The task
Please give the count of lines holding the string "label" and nothing besides.

Data entries
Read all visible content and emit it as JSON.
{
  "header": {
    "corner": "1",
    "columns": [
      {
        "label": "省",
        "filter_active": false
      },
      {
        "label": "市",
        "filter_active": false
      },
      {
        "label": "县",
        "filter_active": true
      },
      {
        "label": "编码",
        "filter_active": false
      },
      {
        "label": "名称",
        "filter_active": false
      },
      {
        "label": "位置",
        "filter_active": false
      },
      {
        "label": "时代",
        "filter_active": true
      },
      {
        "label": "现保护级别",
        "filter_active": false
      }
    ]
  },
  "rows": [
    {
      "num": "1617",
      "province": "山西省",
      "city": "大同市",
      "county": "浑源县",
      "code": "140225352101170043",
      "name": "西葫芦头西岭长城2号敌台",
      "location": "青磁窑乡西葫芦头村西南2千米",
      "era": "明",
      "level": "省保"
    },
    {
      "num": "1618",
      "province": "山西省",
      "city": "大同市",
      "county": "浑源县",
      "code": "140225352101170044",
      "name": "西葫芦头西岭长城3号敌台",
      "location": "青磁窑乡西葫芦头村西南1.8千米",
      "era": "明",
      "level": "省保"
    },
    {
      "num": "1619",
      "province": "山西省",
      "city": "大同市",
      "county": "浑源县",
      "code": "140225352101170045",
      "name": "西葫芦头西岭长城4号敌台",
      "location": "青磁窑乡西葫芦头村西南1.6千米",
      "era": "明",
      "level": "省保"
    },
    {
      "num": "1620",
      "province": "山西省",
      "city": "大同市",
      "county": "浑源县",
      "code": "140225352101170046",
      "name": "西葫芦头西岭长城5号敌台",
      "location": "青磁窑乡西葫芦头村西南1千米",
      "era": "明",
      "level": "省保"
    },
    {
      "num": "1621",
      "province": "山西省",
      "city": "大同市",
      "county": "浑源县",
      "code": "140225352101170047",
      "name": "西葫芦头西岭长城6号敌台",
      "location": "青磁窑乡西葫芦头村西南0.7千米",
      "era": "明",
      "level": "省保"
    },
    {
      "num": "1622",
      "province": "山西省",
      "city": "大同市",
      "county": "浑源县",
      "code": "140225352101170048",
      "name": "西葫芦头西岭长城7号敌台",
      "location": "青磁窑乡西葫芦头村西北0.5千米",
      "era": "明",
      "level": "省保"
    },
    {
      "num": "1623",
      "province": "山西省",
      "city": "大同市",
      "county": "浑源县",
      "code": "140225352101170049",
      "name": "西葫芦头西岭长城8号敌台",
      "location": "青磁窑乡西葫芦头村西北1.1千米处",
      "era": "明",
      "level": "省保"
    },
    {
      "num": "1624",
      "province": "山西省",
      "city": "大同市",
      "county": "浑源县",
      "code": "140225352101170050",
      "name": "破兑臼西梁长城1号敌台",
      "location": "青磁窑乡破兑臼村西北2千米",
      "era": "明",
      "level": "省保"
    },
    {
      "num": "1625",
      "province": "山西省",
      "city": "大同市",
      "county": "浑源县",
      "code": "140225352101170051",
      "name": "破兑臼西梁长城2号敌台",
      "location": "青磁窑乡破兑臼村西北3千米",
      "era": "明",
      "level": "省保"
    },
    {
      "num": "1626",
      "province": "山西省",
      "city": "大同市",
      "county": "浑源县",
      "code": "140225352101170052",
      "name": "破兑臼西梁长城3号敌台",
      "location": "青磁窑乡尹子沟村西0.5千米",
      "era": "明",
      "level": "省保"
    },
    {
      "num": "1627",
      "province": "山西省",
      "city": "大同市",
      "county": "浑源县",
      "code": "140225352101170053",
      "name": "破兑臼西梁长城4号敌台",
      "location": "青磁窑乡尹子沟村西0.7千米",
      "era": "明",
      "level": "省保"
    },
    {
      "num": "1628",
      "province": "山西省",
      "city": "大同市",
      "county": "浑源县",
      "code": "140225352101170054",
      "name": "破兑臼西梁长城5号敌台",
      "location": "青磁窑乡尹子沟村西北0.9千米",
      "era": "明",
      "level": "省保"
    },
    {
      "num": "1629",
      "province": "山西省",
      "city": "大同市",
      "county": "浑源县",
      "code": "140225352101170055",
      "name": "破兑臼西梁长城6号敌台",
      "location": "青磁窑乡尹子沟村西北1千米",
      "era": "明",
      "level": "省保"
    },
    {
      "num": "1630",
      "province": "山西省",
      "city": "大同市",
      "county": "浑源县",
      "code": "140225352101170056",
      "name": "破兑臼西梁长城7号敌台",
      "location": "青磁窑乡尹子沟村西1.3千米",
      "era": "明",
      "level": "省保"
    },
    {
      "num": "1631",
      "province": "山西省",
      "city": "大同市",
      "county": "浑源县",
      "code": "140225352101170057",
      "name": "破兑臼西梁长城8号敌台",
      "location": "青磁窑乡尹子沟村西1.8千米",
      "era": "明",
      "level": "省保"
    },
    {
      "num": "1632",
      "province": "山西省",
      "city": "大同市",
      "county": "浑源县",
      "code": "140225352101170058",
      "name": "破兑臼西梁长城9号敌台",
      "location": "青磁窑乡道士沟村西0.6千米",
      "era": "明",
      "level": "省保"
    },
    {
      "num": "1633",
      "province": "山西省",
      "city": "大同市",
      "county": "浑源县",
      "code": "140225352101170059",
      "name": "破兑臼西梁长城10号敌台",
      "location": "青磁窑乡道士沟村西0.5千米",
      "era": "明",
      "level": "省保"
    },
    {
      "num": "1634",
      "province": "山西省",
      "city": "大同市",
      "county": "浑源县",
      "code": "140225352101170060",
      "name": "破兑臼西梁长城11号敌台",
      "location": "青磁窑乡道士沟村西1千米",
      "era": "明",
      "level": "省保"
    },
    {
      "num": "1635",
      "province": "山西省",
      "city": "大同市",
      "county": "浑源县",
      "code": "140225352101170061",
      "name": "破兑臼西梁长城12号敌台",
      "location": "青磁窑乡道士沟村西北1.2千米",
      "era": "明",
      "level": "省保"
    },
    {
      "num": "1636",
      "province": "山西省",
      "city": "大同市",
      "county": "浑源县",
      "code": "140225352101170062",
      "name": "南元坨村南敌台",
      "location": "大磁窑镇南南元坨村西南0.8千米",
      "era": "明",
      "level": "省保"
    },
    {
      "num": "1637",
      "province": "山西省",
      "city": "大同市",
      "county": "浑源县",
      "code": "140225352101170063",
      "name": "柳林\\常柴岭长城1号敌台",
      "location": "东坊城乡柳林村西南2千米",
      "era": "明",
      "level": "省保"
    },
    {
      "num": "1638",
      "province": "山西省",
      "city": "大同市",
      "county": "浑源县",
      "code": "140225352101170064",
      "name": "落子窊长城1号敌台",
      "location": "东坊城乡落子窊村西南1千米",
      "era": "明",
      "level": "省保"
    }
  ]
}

Answer to this problem
8